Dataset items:
-=-=-=-=-

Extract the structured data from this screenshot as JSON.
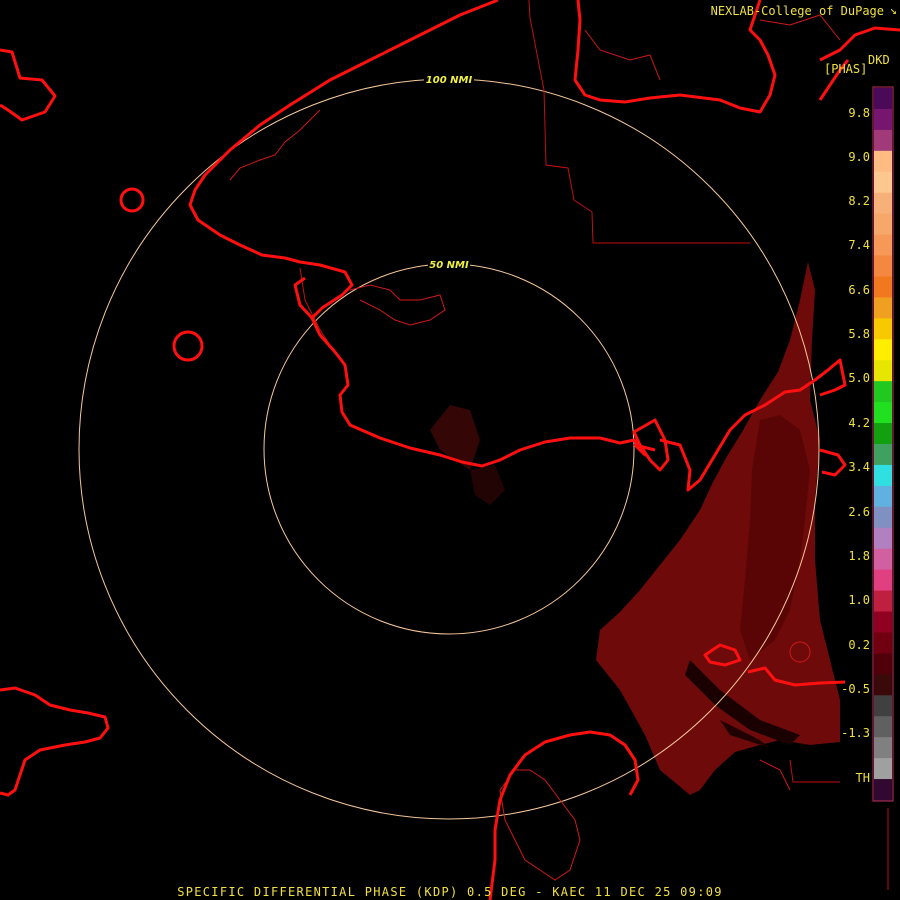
{
  "credit": "NEXLAB-College of DuPage",
  "credit_icon": "corner-arrow-icon",
  "legend": {
    "product_code": "DKD",
    "units": "[PHAS]",
    "ticks": [
      "9.8",
      "9.0",
      "8.2",
      "7.4",
      "6.6",
      "5.8",
      "5.0",
      "4.2",
      "3.4",
      "2.6",
      "1.8",
      "1.0",
      "0.2",
      "-0.5",
      "-1.3",
      "TH"
    ],
    "colors": [
      "#4a0a58",
      "#76166e",
      "#a03a78",
      "#ffbc82",
      "#fdc890",
      "#f7b078",
      "#f6a86a",
      "#f69858",
      "#f48840",
      "#f27820",
      "#f0a020",
      "#f8c800",
      "#ffee00",
      "#e6e600",
      "#20c820",
      "#20e020",
      "#10a010",
      "#40a060",
      "#30e0e0",
      "#60b0e0",
      "#8090c0",
      "#b080c0",
      "#d060a0",
      "#e04080",
      "#c02040",
      "#900020",
      "#700010",
      "#500008",
      "#3a0a0a",
      "#404040",
      "#606060",
      "#808080",
      "#a0a0a0",
      "#300830"
    ]
  },
  "range_rings": [
    {
      "label": "100 NMI"
    },
    {
      "label": "50 NMI"
    }
  ],
  "footer": "SPECIFIC DIFFERENTIAL PHASE (KDP) 0.5 DEG - KAEC 11 DEC 25 09:09"
}
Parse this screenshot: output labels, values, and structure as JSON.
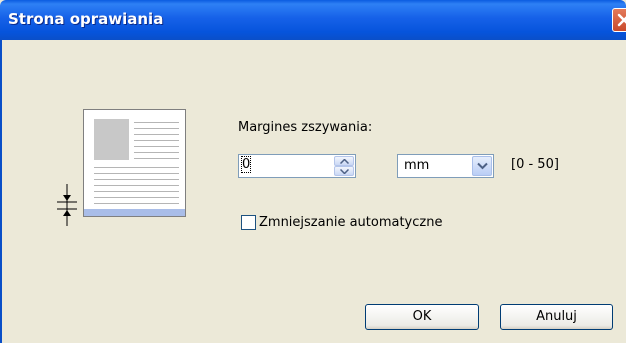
{
  "window": {
    "title": "Strona oprawiania"
  },
  "binding_margin": {
    "label": "Margines zszywania:",
    "value": "0",
    "unit": "mm",
    "range": "[0 - 50]"
  },
  "auto_reduce": {
    "label": "Zmniejszanie automatyczne",
    "checked": false
  },
  "buttons": {
    "ok": "OK",
    "cancel": "Anuluj"
  },
  "icons": {
    "close": "close-icon",
    "spin_up": "chevron-up-icon",
    "spin_down": "chevron-down-icon",
    "dropdown": "chevron-down-icon",
    "illustration": "binding-margin-illustration"
  },
  "colors": {
    "titlebar": "#0a5be0",
    "close": "#d9553a",
    "dialog_bg": "#ece9d8",
    "binding_strip": "#a9bde8"
  }
}
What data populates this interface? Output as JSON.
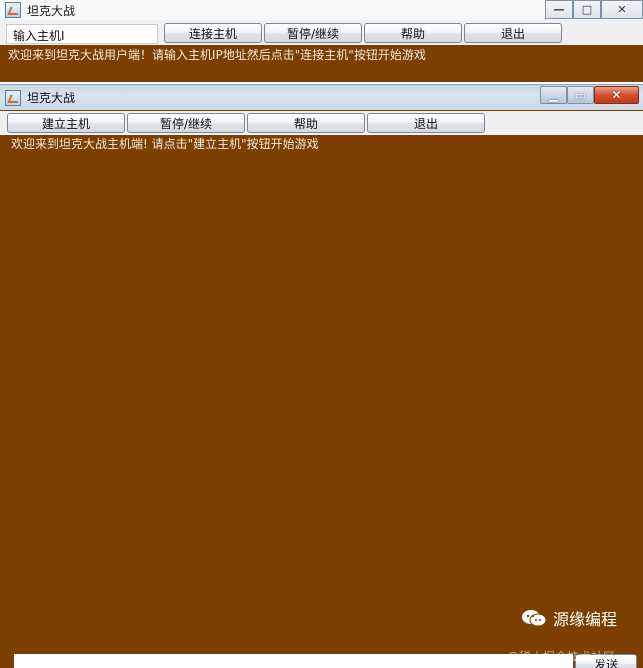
{
  "client_window": {
    "title": "坦克大战",
    "ip_input_value": "输入主机I",
    "buttons": {
      "connect": "连接主机",
      "pause": "暂停/继续",
      "help": "帮助",
      "exit": "退出"
    },
    "message": "欢迎来到坦克大战用户端！请输入主机IP地址然后点击\"连接主机\"按钮开始游戏"
  },
  "server_window": {
    "title": "坦克大战",
    "buttons": {
      "create_host": "建立主机",
      "pause": "暂停/继续",
      "help": "帮助",
      "exit": "退出"
    },
    "message": "欢迎来到坦克大战主机端! 请点击\"建立主机\"按钮开始游戏",
    "send_label": "发送",
    "canvas_color": "#7b3f00"
  },
  "watermark": {
    "brand": "源缘编程",
    "sub": "@稀土掘金技术社区"
  },
  "icons": {
    "app": "java-cup-icon",
    "minimize": "minimize-icon",
    "maximize": "maximize-icon",
    "close": "close-icon"
  }
}
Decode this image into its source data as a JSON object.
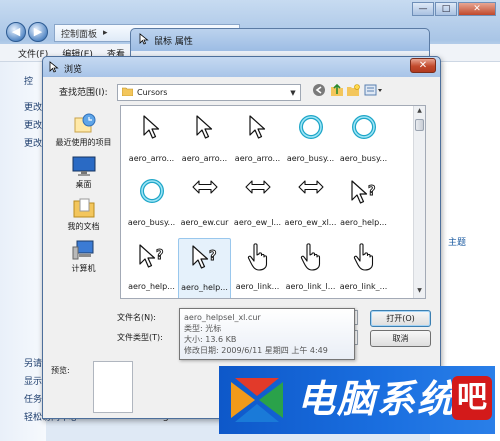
{
  "background_window": {
    "address": [
      "控制面板",
      "▸"
    ],
    "menu": [
      "文件(F)",
      "编辑(E)",
      "查看"
    ],
    "side_items": [
      "控",
      "更改",
      "更改",
      "更改",
      "另请",
      "显示",
      "任务",
      "轻松访问中心"
    ],
    "link_fragment": "主题",
    "status": "img0"
  },
  "mouse_properties": {
    "title": "鼠标 属性"
  },
  "dialog": {
    "title": "浏览",
    "close_label": "✕",
    "look_in_label": "查找范围(I):",
    "look_in_value": "Cursors",
    "places": [
      "最近使用的项目",
      "桌面",
      "我的文档",
      "计算机"
    ],
    "files": [
      {
        "name": "aero_arro...",
        "icon": "arrow"
      },
      {
        "name": "aero_arro...",
        "icon": "arrow"
      },
      {
        "name": "aero_arro...",
        "icon": "arrow"
      },
      {
        "name": "aero_busy...",
        "icon": "busy"
      },
      {
        "name": "aero_busy...",
        "icon": "busy"
      },
      {
        "name": "aero_busy...",
        "icon": "busy"
      },
      {
        "name": "aero_ew.cur",
        "icon": "ew"
      },
      {
        "name": "aero_ew_l...",
        "icon": "ew"
      },
      {
        "name": "aero_ew_xl...",
        "icon": "ew"
      },
      {
        "name": "aero_help...",
        "icon": "help"
      },
      {
        "name": "aero_help...",
        "icon": "help"
      },
      {
        "name": "aero_help...",
        "icon": "help",
        "selected": true
      },
      {
        "name": "aero_link...",
        "icon": "link"
      },
      {
        "name": "aero_link_l...",
        "icon": "link"
      },
      {
        "name": "aero_link_...",
        "icon": "link"
      }
    ],
    "filename_label": "文件名(N):",
    "filetype_label": "文件类型(T):",
    "open_button": "打开(O)",
    "cancel_button": "取消",
    "preview_label": "预览:",
    "tooltip": {
      "name": "aero_helpsel_xl.cur",
      "type": "类型: 光标",
      "size": "大小: 13.6 KB",
      "modified": "修改日期: 2009/6/11 星期四 上午 4:49"
    }
  },
  "watermark": {
    "text": "电脑系统",
    "seal": "吧"
  }
}
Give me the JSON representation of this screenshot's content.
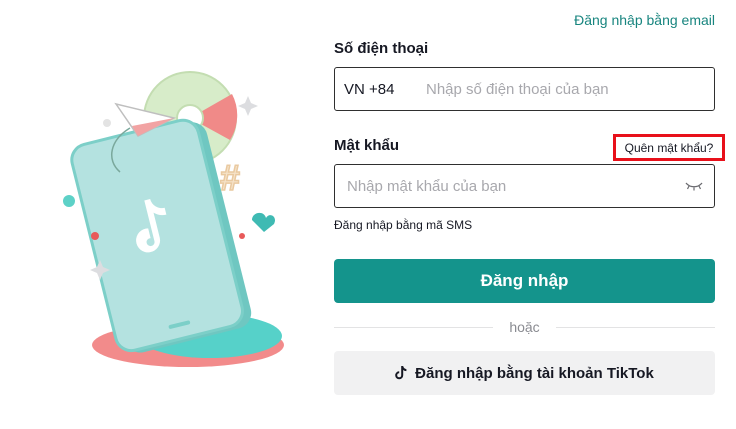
{
  "header": {
    "email_login_link": "Đăng nhập bằng email"
  },
  "phone": {
    "label": "Số điện thoại",
    "country_code": "VN +84",
    "placeholder": "Nhập số điện thoại của bạn",
    "value": ""
  },
  "password": {
    "label": "Mật khẩu",
    "forgot_link": "Quên mật khẩu?",
    "placeholder": "Nhập mật khẩu của bạn",
    "value": ""
  },
  "sms_login_link": "Đăng nhập bằng mã SMS",
  "login_button": "Đăng nhập",
  "divider_text": "hoặc",
  "tiktok_login_button": "Đăng nhập bằng tài khoản TikTok",
  "icons": {
    "eye_toggle": "eye-closed-icon",
    "tiktok": "tiktok-logo-icon"
  },
  "colors": {
    "accent": "#14948c",
    "link": "#18857f",
    "highlight_border": "#e8101a"
  }
}
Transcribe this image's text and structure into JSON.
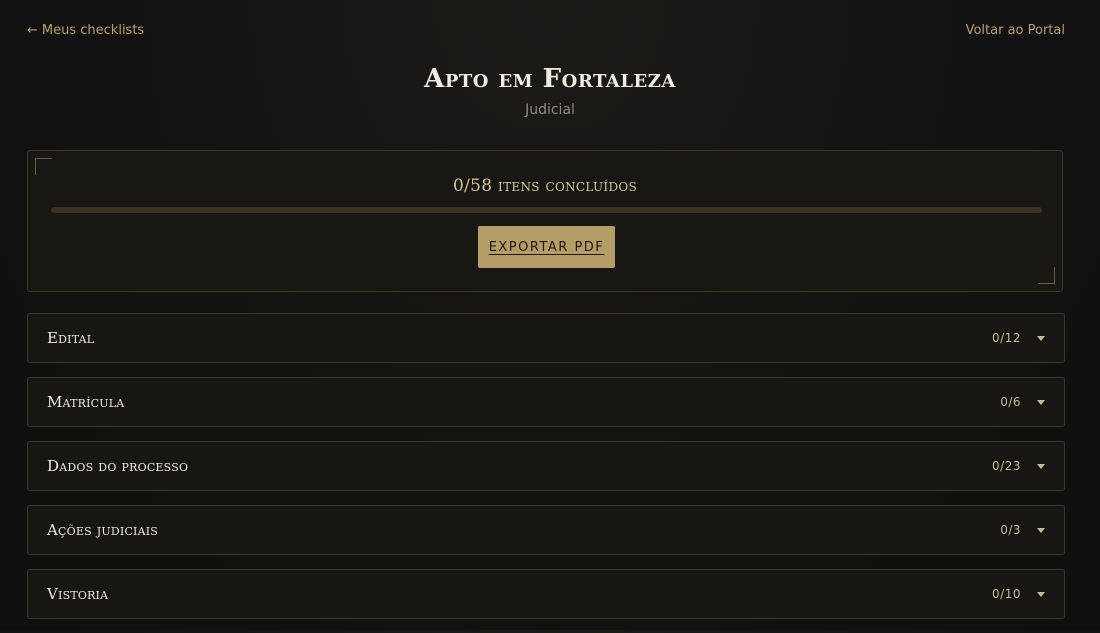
{
  "nav": {
    "back_arrow": "←",
    "back_label": "Meus checklists",
    "portal_label": "Voltar ao Portal"
  },
  "header": {
    "title": "Apto em Fortaleza",
    "subtitle": "Judicial"
  },
  "progress": {
    "label": "0/58 itens concluídos",
    "fraction": 0,
    "export_label": "EXPORTAR PDF"
  },
  "sections": [
    {
      "title": "Edital",
      "count": "0/12"
    },
    {
      "title": "Matrícula",
      "count": "0/6"
    },
    {
      "title": "Dados do processo",
      "count": "0/23"
    },
    {
      "title": "Ações judiciais",
      "count": "0/3"
    },
    {
      "title": "Vistoria",
      "count": "0/10"
    }
  ],
  "colors": {
    "accent": "#b59d67",
    "background": "#121212",
    "card": "#181713",
    "border": "#3b3626"
  }
}
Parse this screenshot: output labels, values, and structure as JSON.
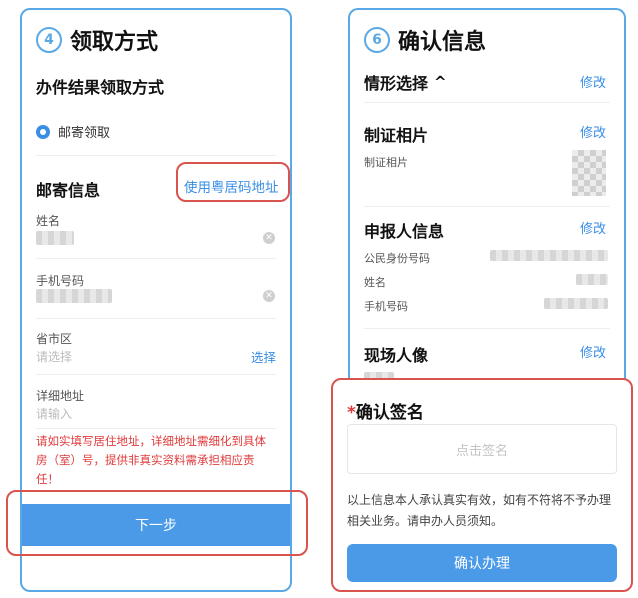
{
  "left": {
    "step_number": "4",
    "step_title": "领取方式",
    "section_title": "办件结果领取方式",
    "radio_option": "邮寄领取",
    "mail_section_title": "邮寄信息",
    "use_address_link": "使用粤居码地址",
    "fields": {
      "name_label": "姓名",
      "phone_label": "手机号码",
      "region_label": "省市区",
      "region_placeholder": "请选择",
      "region_select": "选择",
      "address_label": "详细地址",
      "address_placeholder": "请输入"
    },
    "warning": "请如实填写居住地址，详细地址需细化到具体房（室）号，提供非真实资料需承担相应责任！",
    "next_button": "下一步"
  },
  "right": {
    "step_number": "6",
    "step_title": "确认信息",
    "scenario_title": "情形选择",
    "scenario_chevron": "^",
    "edit_label": "修改",
    "photo_title": "制证相片",
    "photo_label": "制证相片",
    "applicant_title": "申报人信息",
    "applicant_fields": {
      "id_label": "公民身份号码",
      "name_label": "姓名",
      "phone_label": "手机号码"
    },
    "portrait_title": "现场人像",
    "signature_star": "*",
    "signature_title": "确认签名",
    "signature_placeholder": "点击签名",
    "notice": "以上信息本人承认真实有效，如有不符将不予办理相关业务。请申办人员须知。",
    "confirm_button": "确认办理"
  },
  "colors": {
    "accent": "#4a9ae8",
    "border": "#5aa9e6",
    "highlight": "#d9534f",
    "warning": "#e03a3a"
  },
  "icons": {
    "clear": "clear-icon",
    "radio": "radio-checked-icon"
  }
}
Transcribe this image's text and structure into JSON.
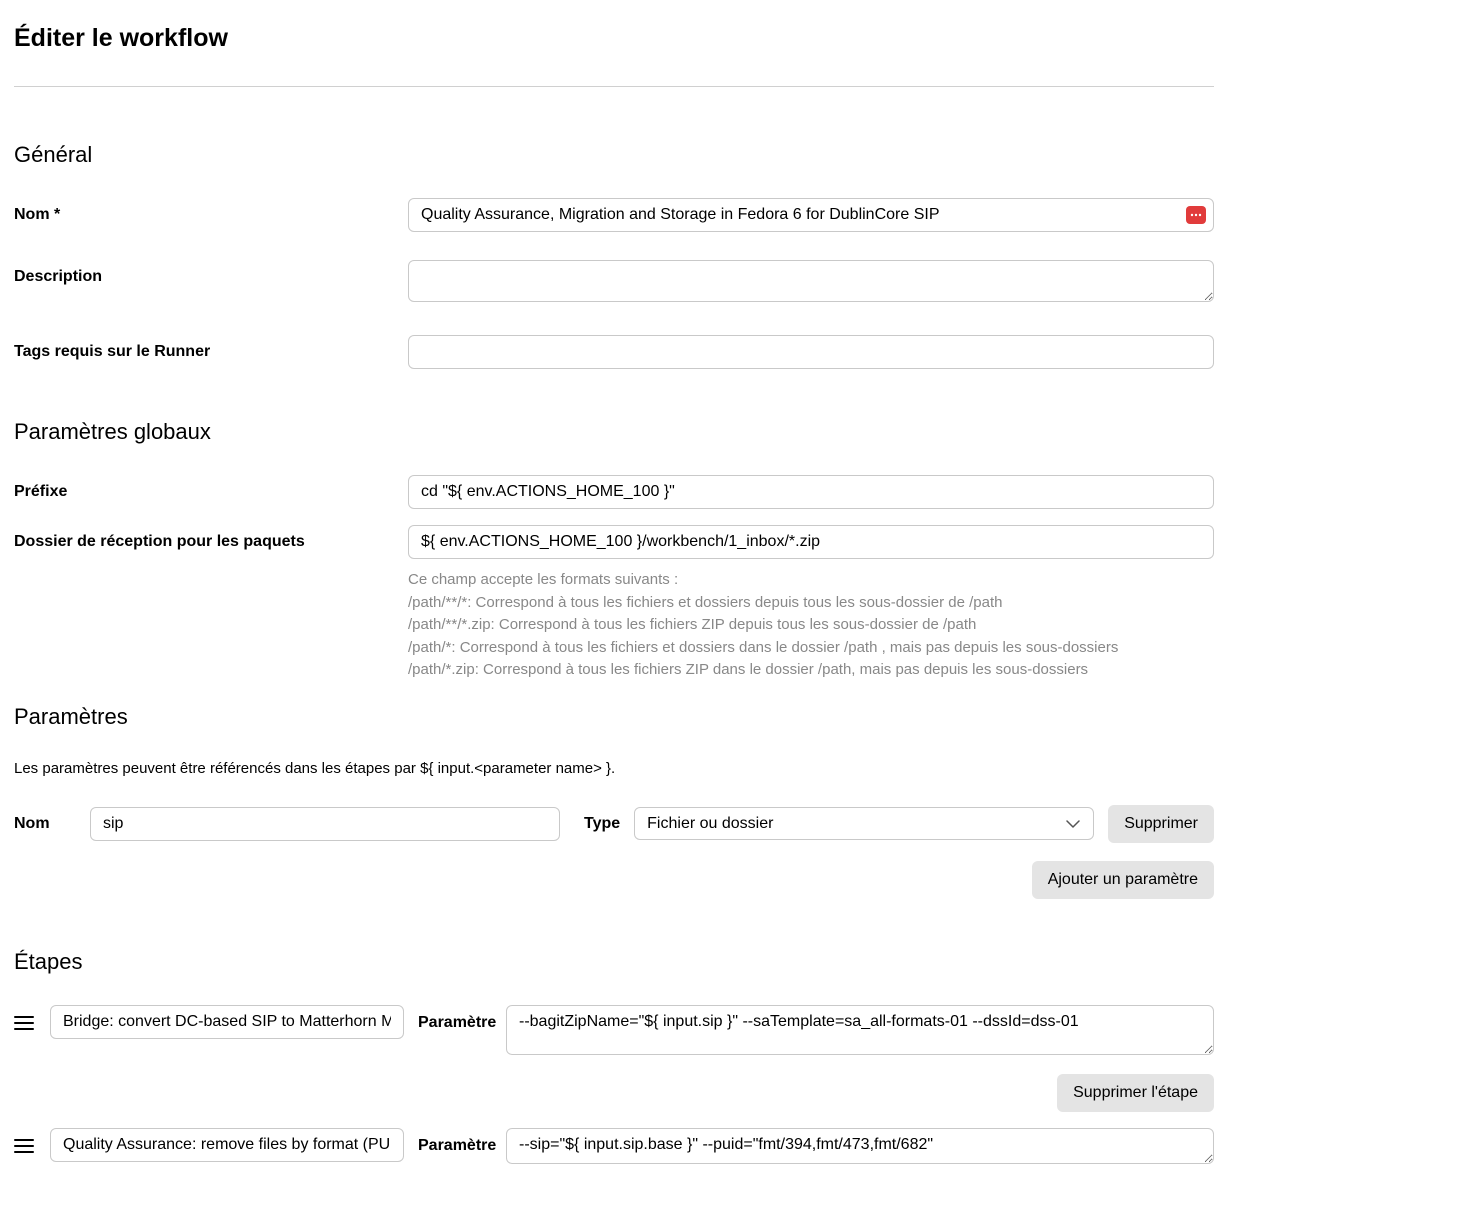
{
  "page": {
    "title": "Éditer le workflow"
  },
  "general": {
    "heading": "Général",
    "name_label": "Nom *",
    "name_value": "Quality Assurance, Migration and Storage in Fedora 6 for DublinCore SIP",
    "description_label": "Description",
    "description_value": "",
    "tags_label": "Tags requis sur le Runner",
    "tags_value": ""
  },
  "global_params": {
    "heading": "Paramètres globaux",
    "prefix_label": "Préfixe",
    "prefix_value": "cd \"${ env.ACTIONS_HOME_100 }\"",
    "inbox_label": "Dossier de réception pour les paquets",
    "inbox_value": "${ env.ACTIONS_HOME_100 }/workbench/1_inbox/*.zip",
    "help_intro": "Ce champ accepte les formats suivants :",
    "help1": "/path/**/*: Correspond à tous les fichiers et dossiers depuis tous les sous-dossier de /path",
    "help2": "/path/**/*.zip: Correspond à tous les fichiers ZIP depuis tous les sous-dossier de /path",
    "help3": "/path/*: Correspond à tous les fichiers et dossiers dans le dossier /path , mais pas depuis les sous-dossiers",
    "help4": "/path/*.zip: Correspond à tous les fichiers ZIP dans le dossier /path, mais pas depuis les sous-dossiers"
  },
  "params": {
    "heading": "Paramètres",
    "note": "Les paramètres peuvent être référencés dans les étapes par ${ input.<parameter name> }.",
    "name_label": "Nom",
    "type_label": "Type",
    "delete_label": "Supprimer",
    "add_label": "Ajouter un paramètre",
    "row": {
      "name": "sip",
      "type": "Fichier ou dossier"
    }
  },
  "steps": {
    "heading": "Étapes",
    "param_label": "Paramètre",
    "delete_step_label": "Supprimer l'étape",
    "items": [
      {
        "name": "Bridge: convert DC-based SIP to Matterhorn METS",
        "param": "--bagitZipName=\"${ input.sip }\" --saTemplate=sa_all-formats-01 --dssId=dss-01"
      },
      {
        "name": "Quality Assurance: remove files by format (PUID or MIME",
        "param": "--sip=\"${ input.sip.base }\" --puid=\"fmt/394,fmt/473,fmt/682\""
      }
    ]
  }
}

-=-=-=-=-

Do this. Copy every line of the listing where the word "screenshot" appears.

Output for this task.
Extract the structured data from this screenshot as JSON.
Parse this screenshot: output labels, values, and structure as JSON.
Give me the JSON representation of this screenshot's content.
Parse this screenshot: output labels, values, and structure as JSON.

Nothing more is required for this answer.